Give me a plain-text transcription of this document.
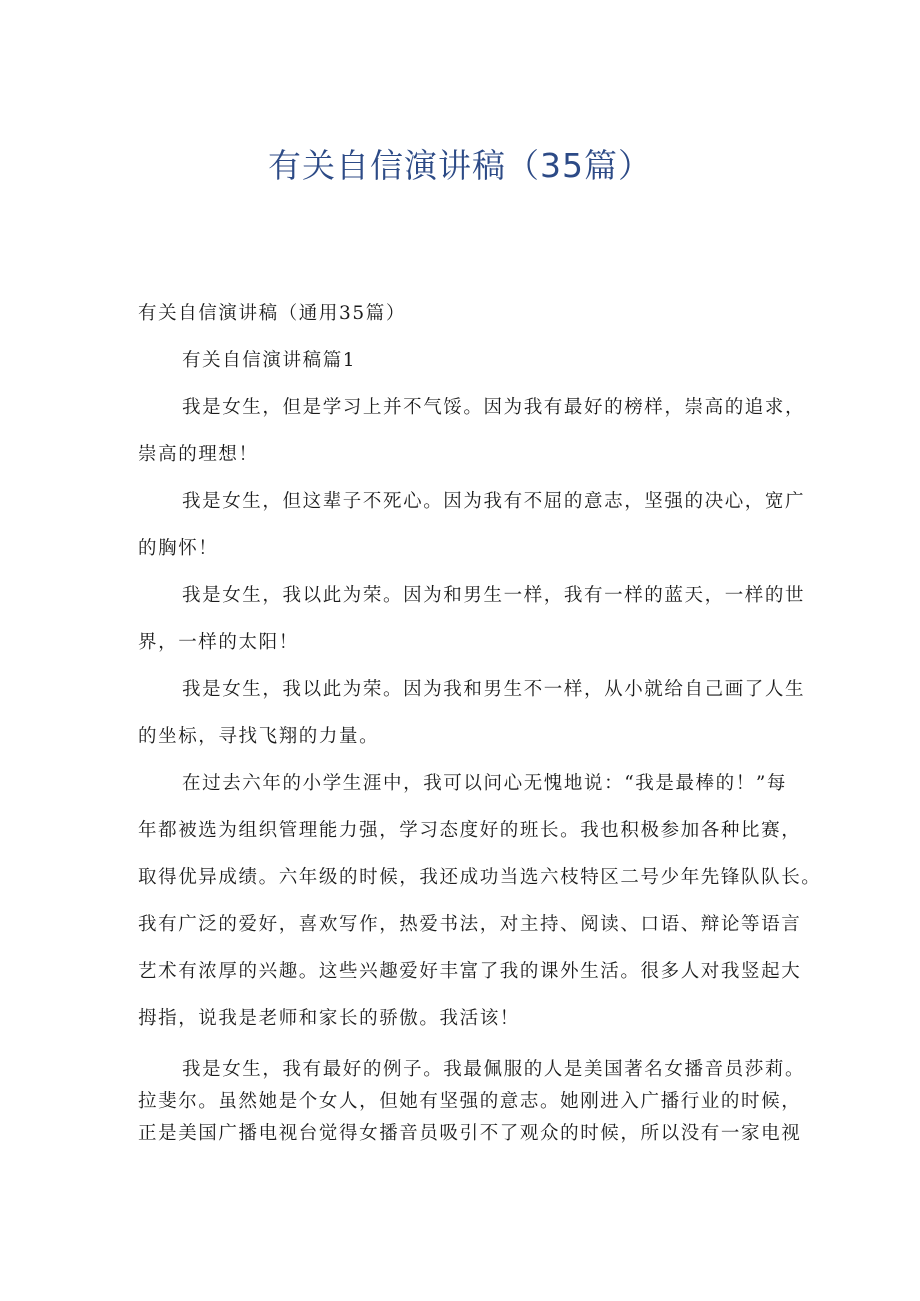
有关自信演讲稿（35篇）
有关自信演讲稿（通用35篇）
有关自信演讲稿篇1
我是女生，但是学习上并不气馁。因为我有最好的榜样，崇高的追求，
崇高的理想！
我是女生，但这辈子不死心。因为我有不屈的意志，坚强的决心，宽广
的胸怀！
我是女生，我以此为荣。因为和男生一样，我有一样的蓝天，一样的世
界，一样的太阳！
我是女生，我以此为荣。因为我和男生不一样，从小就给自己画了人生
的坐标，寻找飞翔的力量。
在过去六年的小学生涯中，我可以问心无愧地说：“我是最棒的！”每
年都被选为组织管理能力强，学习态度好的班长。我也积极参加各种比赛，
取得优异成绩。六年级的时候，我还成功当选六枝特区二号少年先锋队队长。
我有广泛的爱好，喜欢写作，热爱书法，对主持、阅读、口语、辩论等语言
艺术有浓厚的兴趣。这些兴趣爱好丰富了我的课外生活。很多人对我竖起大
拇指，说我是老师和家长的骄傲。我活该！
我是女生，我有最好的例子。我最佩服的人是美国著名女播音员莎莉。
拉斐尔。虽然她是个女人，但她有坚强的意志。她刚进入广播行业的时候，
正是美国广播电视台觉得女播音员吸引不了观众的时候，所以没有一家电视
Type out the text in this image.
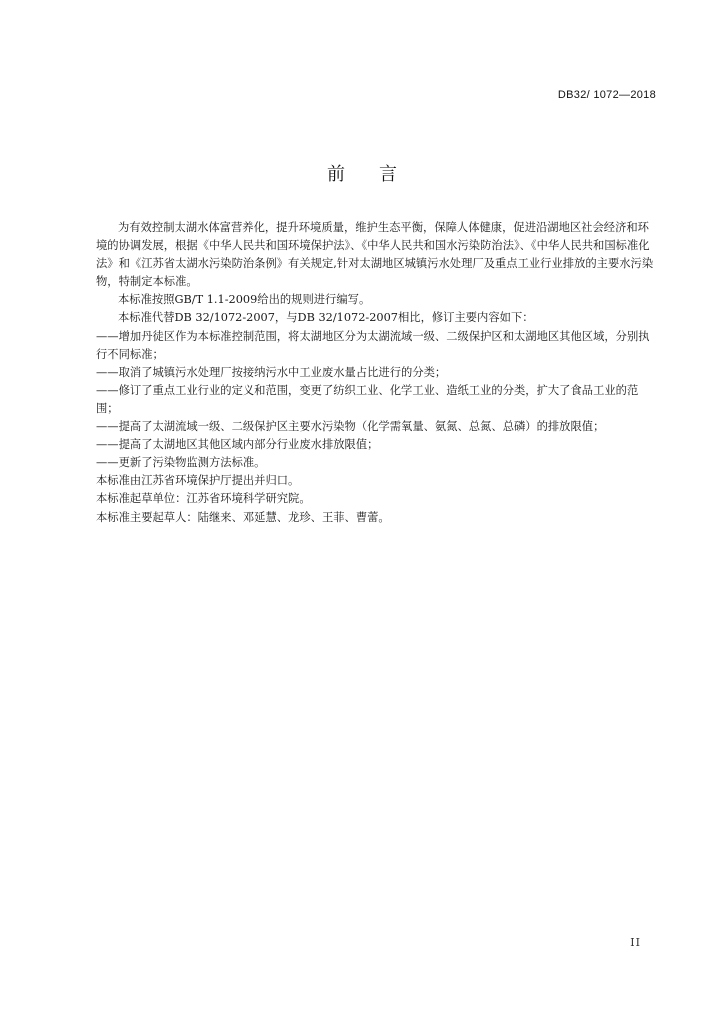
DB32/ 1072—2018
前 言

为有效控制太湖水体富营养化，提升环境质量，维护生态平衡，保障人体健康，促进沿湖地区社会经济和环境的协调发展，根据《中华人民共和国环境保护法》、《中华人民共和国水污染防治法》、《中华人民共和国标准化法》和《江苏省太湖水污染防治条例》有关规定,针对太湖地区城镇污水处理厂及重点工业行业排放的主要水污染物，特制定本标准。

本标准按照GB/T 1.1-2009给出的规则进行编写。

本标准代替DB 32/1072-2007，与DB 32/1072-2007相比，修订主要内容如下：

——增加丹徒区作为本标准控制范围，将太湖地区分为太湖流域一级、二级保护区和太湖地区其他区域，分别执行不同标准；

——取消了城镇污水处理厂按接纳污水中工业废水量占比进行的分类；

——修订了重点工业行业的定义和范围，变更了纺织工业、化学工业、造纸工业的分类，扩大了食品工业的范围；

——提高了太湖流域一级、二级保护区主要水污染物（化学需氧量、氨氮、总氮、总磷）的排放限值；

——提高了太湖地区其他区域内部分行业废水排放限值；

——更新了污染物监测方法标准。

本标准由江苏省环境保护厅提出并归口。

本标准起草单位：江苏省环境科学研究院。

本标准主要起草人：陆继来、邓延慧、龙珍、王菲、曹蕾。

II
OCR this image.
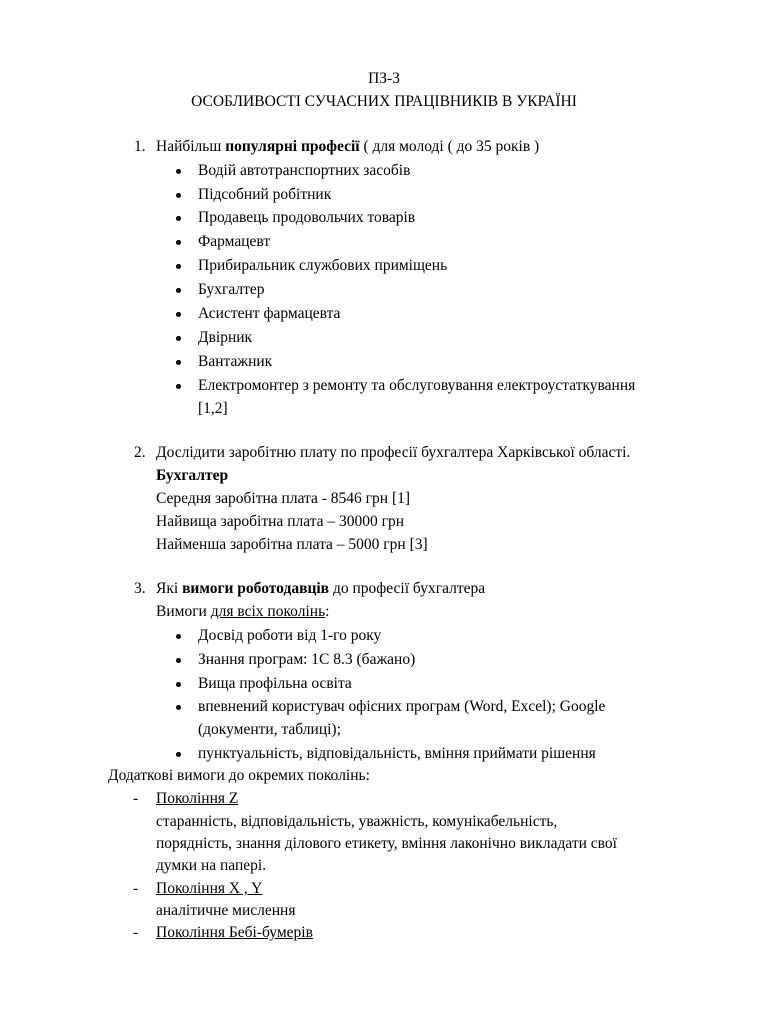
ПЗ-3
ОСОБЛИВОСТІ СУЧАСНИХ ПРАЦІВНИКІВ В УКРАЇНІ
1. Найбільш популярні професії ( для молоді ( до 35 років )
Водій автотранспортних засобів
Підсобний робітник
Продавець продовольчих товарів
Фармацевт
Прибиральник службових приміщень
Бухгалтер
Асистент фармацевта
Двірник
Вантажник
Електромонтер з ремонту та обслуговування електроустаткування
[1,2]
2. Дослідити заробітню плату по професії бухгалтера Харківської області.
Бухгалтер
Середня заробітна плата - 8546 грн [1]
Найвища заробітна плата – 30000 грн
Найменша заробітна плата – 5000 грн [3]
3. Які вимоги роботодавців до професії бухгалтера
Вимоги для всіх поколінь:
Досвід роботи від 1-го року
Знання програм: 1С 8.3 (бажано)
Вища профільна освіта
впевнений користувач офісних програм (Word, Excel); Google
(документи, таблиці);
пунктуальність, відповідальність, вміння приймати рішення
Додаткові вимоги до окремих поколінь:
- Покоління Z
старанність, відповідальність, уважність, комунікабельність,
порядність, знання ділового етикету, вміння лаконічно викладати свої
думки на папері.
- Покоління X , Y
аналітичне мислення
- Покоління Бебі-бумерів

• [Exercise requirements]
From the data above, work out how many lines hold "бухгалтера". Answer with the number alone.

• [Answer below]
2